- Task requirements:
Write out each line of the material again, word for word.
[Start of Task data]
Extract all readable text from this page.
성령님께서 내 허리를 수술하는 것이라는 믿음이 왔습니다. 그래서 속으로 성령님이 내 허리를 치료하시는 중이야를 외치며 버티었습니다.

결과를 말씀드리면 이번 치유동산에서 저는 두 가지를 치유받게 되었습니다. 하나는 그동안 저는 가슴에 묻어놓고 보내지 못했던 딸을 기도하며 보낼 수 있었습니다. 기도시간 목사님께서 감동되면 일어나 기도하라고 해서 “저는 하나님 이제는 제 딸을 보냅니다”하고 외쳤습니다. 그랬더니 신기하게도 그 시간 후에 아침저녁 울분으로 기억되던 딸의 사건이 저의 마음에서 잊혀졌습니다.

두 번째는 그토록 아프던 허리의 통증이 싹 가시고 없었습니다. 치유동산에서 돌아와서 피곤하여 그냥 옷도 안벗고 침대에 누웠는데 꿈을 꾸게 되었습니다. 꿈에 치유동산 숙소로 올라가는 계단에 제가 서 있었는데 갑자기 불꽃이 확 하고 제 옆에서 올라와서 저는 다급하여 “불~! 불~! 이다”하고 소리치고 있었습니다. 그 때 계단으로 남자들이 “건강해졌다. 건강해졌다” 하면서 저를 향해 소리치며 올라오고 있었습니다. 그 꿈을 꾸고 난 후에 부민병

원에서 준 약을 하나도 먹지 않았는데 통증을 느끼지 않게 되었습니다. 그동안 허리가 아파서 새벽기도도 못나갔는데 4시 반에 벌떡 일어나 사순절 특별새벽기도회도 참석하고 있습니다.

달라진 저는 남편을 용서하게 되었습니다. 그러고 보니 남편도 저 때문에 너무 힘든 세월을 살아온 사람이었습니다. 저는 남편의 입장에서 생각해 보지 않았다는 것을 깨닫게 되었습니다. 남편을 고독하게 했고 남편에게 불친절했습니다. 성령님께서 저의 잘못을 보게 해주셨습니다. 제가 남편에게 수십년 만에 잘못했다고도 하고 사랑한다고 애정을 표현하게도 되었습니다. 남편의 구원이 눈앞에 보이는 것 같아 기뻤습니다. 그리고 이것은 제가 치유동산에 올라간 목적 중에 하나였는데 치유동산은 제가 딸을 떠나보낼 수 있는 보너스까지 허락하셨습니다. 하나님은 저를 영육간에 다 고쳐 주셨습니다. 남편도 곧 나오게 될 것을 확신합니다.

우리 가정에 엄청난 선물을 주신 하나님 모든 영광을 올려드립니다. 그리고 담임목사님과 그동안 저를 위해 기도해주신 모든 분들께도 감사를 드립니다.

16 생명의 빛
[End of Task data]
- Solution to this problem:
Extract all readable text from this page.
성령님께서 내 허리를 수술하는 것이라는 믿음이 왔습니다. 그래서 속으로 성령님이 내 허리를 치료하시는 중이야를 외치며 버티었습니다.

결과를 말씀드리면 이번 치유동산에서 저는 두 가지를 치유받게 되었습니다. 하나는 그동안 저는 가슴에 묻어놓고 보내지 못했던 딸을 기도하며 보낼 수 있었습니다. 기도시간 목사님께서 감동되면 일어나 기도하라고 해서 “저는 하나님 이제는 제 딸을 보냅니다”하고 외쳤습니다. 그랬더니 신기하게도 그 시간 후에 아침저녁 울분으로 기억되던 딸의 사건이 저의 마음에서 잊혀졌습니다.

두 번째는 그토록 아프던 허리의 통증이 싹 가시고 없었습니다. 치유동산에서 돌아와서 피곤하여 그냥 옷도 안벗고 침대에 누웠는데 꿈을 꾸게 되었습니다. 꿈에 치유동산 숙소로 올라가는 계단에 제가 서 있었는데 갑자기 불꽃이 확 하고 제 옆에서 올라와서 저는 다급하여 “불~! 불~! 이다”하고 소리치고 있었습니다. 그 때 계단으로 남자들이 “건강해졌다. 건강해졌다” 하면서 저를 향해 소리치며 올라오고 있었습니다. 그 꿈을 꾸고 난 후에 부민병

원에서 준 약을 하나도 먹지 않았는데 통증을 느끼지 않게 되었습니다. 그동안 허리가 아파서 새벽기도도 못나갔는데 4시 반에 벌떡 일어나 사순절 특별새벽기도회도 참석하고 있습니다.

달라진 저는 남편을 용서하게 되었습니다. 그러고 보니 남편도 저 때문에 너무 힘든 세월을 살아온 사람이었습니다. 저는 남편의 입장에서 생각해 보지 않았다는 것을 깨닫게 되었습니다. 남편을 고독하게 했고 남편에게 불친절했습니다. 성령님께서 저의 잘못을 보게 해주셨습니다. 제가 남편에게 수십년 만에 잘못했다고도 하고 사랑한다고 애정을 표현하게도 되었습니다. 남편의 구원이 눈앞에 보이는 것 같아 기뻤습니다. 그리고 이것은 제가 치유동산에 올라간 목적 중에 하나였는데 치유동산은 제가 딸을 떠나보낼 수 있는 보너스까지 허락하셨습니다. 하나님은 저를 영육간에 다 고쳐 주셨습니다. 남편도 곧 나오게 될 것을 확신합니다.

우리 가정에 엄청난 선물을 주신 하나님 모든 영광을 올려드립니다. 그리고 담임목사님과 그동안 저를 위해 기도해주신 모든 분들께도 감사를 드립니다.

16 생명의 빛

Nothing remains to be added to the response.